__PROBLEM STATEMENT__: Under this task are some entries; return every one of them exactly.
"""
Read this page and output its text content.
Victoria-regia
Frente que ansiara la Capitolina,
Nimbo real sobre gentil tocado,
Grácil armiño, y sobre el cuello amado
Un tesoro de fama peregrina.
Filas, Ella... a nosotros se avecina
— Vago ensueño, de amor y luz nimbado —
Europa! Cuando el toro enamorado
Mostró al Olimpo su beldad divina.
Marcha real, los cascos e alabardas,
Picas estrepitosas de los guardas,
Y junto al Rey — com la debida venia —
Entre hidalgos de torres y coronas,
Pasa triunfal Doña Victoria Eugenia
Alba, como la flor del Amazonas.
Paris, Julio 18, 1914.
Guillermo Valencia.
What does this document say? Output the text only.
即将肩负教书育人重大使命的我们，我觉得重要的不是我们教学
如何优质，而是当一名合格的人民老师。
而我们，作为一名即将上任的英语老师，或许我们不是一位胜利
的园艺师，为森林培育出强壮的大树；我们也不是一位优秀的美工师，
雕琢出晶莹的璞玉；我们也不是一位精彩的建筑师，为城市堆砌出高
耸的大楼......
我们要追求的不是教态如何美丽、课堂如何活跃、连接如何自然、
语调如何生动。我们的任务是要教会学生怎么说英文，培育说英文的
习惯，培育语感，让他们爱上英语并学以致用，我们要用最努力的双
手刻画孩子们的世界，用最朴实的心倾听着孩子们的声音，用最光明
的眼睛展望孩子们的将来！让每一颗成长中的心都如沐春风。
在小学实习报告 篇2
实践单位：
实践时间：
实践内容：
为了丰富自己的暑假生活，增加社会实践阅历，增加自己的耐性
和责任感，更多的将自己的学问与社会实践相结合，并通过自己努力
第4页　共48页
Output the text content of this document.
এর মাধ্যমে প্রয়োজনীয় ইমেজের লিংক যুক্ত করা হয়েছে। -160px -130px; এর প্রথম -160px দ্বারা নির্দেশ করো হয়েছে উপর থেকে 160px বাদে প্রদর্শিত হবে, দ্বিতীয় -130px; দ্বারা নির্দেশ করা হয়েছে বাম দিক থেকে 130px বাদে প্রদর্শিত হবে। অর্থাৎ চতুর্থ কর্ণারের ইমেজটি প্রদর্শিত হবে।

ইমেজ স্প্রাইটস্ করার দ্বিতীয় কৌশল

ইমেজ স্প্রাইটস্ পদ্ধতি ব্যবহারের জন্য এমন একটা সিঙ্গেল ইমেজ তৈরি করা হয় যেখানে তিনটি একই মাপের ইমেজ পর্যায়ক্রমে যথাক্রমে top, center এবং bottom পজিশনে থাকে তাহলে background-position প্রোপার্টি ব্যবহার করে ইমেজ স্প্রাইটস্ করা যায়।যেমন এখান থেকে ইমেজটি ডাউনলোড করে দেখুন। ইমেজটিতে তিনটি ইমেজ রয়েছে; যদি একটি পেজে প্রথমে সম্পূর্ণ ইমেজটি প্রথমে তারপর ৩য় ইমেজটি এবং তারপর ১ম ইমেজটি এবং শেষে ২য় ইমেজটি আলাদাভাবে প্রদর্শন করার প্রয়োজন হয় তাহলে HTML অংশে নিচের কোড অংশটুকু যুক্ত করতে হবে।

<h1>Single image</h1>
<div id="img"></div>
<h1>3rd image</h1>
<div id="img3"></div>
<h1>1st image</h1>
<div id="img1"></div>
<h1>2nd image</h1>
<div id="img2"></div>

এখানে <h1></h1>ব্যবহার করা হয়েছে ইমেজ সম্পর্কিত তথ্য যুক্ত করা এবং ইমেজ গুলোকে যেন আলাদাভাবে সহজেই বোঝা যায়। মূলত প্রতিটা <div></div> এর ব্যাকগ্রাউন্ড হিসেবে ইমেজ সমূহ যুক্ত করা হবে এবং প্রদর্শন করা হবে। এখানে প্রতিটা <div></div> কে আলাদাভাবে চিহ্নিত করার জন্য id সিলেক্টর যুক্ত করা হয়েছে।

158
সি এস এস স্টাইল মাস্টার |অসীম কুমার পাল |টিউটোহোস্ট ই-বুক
"""
__WRITTEN RESPONSE__:
Read this page and output its text content.
Victoria-regia
Frente que ansiara la Capitolina,
Nimbo real sobre gentil tocado,
Grácil armiño, y sobre el cuello amado
Un tesoro de fama peregrina.
Filas, Ella... a nosotros se avecina
— Vago ensueño, de amor y luz nimbado —
Europa! Cuando el toro enamorado
Mostró al Olimpo su beldad divina.
Marcha real, los cascos e alabardas,
Picas estrepitosas de los guardas,
Y junto al Rey — com la debida venia —
Entre hidalgos de torres y coronas,
Pasa triunfal Doña Victoria Eugenia
Alba, como la flor del Amazonas.
Paris, Julio 18, 1914.
Guillermo Valencia.
What does this document say? Output the text only.
即将肩负教书育人重大使命的我们，我觉得重要的不是我们教学
如何优质，而是当一名合格的人民老师。
而我们，作为一名即将上任的英语老师，或许我们不是一位胜利
的园艺师，为森林培育出强壮的大树；我们也不是一位优秀的美工师，
雕琢出晶莹的璞玉；我们也不是一位精彩的建筑师，为城市堆砌出高
耸的大楼......
我们要追求的不是教态如何美丽、课堂如何活跃、连接如何自然、
语调如何生动。我们的任务是要教会学生怎么说英文，培育说英文的
习惯，培育语感，让他们爱上英语并学以致用，我们要用最努力的双
手刻画孩子们的世界，用最朴实的心倾听着孩子们的声音，用最光明
的眼睛展望孩子们的将来！让每一颗成长中的心都如沐春风。
在小学实习报告 篇2
实践单位：
实践时间：
实践内容：
为了丰富自己的暑假生活，增加社会实践阅历，增加自己的耐性
和责任感，更多的将自己的学问与社会实践相结合，并通过自己努力
第4页　共48页
Output the text content of this document.
এর মাধ্যমে প্রয়োজনীয় ইমেজের লিংক যুক্ত করা হয়েছে। -160px -130px; এর প্রথম -160px দ্বারা নির্দেশ করো হয়েছে উপর থেকে 160px বাদে প্রদর্শিত হবে, দ্বিতীয় -130px; দ্বারা নির্দেশ করা হয়েছে বাম দিক থেকে 130px বাদে প্রদর্শিত হবে। অর্থাৎ চতুর্থ কর্ণারের ইমেজটি প্রদর্শিত হবে।

ইমেজ স্প্রাইটস্ করার দ্বিতীয় কৌশল

ইমেজ স্প্রাইটস্ পদ্ধতি ব্যবহারের জন্য এমন একটা সিঙ্গেল ইমেজ তৈরি করা হয় যেখানে তিনটি একই মাপের ইমেজ পর্যায়ক্রমে যথাক্রমে top, center এবং bottom পজিশনে থাকে তাহলে background-position প্রোপার্টি ব্যবহার করে ইমেজ স্প্রাইটস্ করা যায়।যেমন এখান থেকে ইমেজটি ডাউনলোড করে দেখুন। ইমেজটিতে তিনটি ইমেজ রয়েছে; যদি একটি পেজে প্রথমে সম্পূর্ণ ইমেজটি প্রথমে তারপর ৩য় ইমেজটি এবং তারপর ১ম ইমেজটি এবং শেষে ২য় ইমেজটি আলাদাভাবে প্রদর্শন করার প্রয়োজন হয় তাহলে HTML অংশে নিচের কোড অংশটুকু যুক্ত করতে হবে।

<h1>Single image</h1>
<div id="img"></div>
<h1>3rd image</h1>
<div id="img3"></div>
<h1>1st image</h1>
<div id="img1"></div>
<h1>2nd image</h1>
<div id="img2"></div>

এখানে <h1></h1>ব্যবহার করা হয়েছে ইমেজ সম্পর্কিত তথ্য যুক্ত করা এবং ইমেজ গুলোকে যেন আলাদাভাবে সহজেই বোঝা যায়। মূলত প্রতিটা <div></div> এর ব্যাকগ্রাউন্ড হিসেবে ইমেজ সমূহ যুক্ত করা হবে এবং প্রদর্শন করা হবে। এখানে প্রতিটা <div></div> কে আলাদাভাবে চিহ্নিত করার জন্য id সিলেক্টর যুক্ত করা হয়েছে।

158
সি এস এস স্টাইল মাস্টার |অসীম কুমার পাল |টিউটোহোস্ট ই-বুক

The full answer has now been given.